Supplied material:
'''

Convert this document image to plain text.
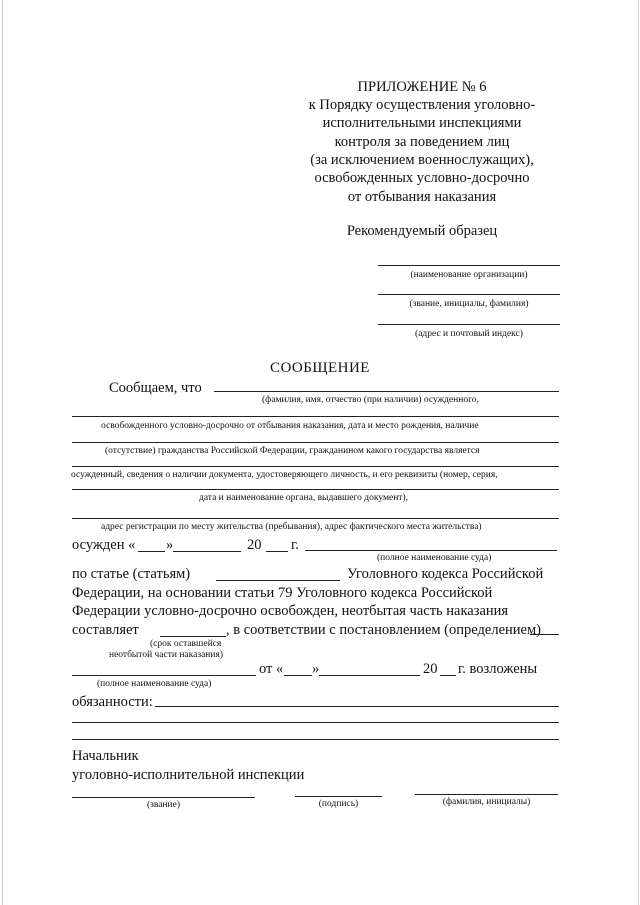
ПРИЛОЖЕНИЕ № 6
к Порядку осуществления уголовно-
исполнительными инспекциями
контроля за поведением лиц
(за исключением военнослужащих),
освобожденных условно-досрочно
от отбывания наказания
Рекомендуемый образец
(наименование организации)
(звание, инициалы, фамилия)
(адрес и почтовый индекс)
СООБЩЕНИЕ
Сообщаем, что
(фамилия, имя, отчество (при наличии) осужденного,
освобожденного условно-досрочно от отбывания наказания, дата и место рождения, наличие
(отсутствие) гражданства Российской Федерации, гражданином какого государства является
осужденный, сведения о наличии документа, удостоверяющего личность, и его реквизиты (номер, серия,
дата и наименование органа, выдавшего документ),
адрес регистрации по месту жительства (пребывания), адрес фактического места жительства)
осужден « »	20 г.
(полное наименование суда)
по статье (статьям)	Уголовного кодекса Российской
Федерации, на основании статьи 79 Уголовного кодекса Российской
Федерации условно-досрочно освобожден, неотбытая часть наказания
составляет	, в соответствии с постановлением (определением)
(срок оставшейся
неотбытой части наказания)
от « »	20 г. возложены
(полное наименование суда)
обязанности:
Начальник
уголовно-исполнительной инспекции
(звание)	(подпись)	(фамилия, инициалы)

'''

Directive: Return all the entries word for word, but omit any pictures they contain.

Answer to the exercise:
Convert this document image to plain text.
ПРИЛОЖЕНИЕ № 6
к Порядку осуществления уголовно-
исполнительными инспекциями
контроля за поведением лиц
(за исключением военнослужащих),
освобожденных условно-досрочно
от отбывания наказания
Рекомендуемый образец
(наименование организации)
(звание, инициалы, фамилия)
(адрес и почтовый индекс)
СООБЩЕНИЕ
Сообщаем, что
(фамилия, имя, отчество (при наличии) осужденного,
освобожденного условно-досрочно от отбывания наказания, дата и место рождения, наличие
(отсутствие) гражданства Российской Федерации, гражданином какого государства является
осужденный, сведения о наличии документа, удостоверяющего личность, и его реквизиты (номер, серия,
дата и наименование органа, выдавшего документ),
адрес регистрации по месту жительства (пребывания), адрес фактического места жительства)
осужден « »	20 г.
(полное наименование суда)
по статье (статьям)	Уголовного кодекса Российской
Федерации, на основании статьи 79 Уголовного кодекса Российской
Федерации условно-досрочно освобожден, неотбытая часть наказания
составляет	, в соответствии с постановлением (определением)
(срок оставшейся
неотбытой части наказания)
от « »	20 г. возложены
(полное наименование суда)
обязанности:
Начальник
уголовно-исполнительной инспекции
(звание)	(подпись)	(фамилия, инициалы)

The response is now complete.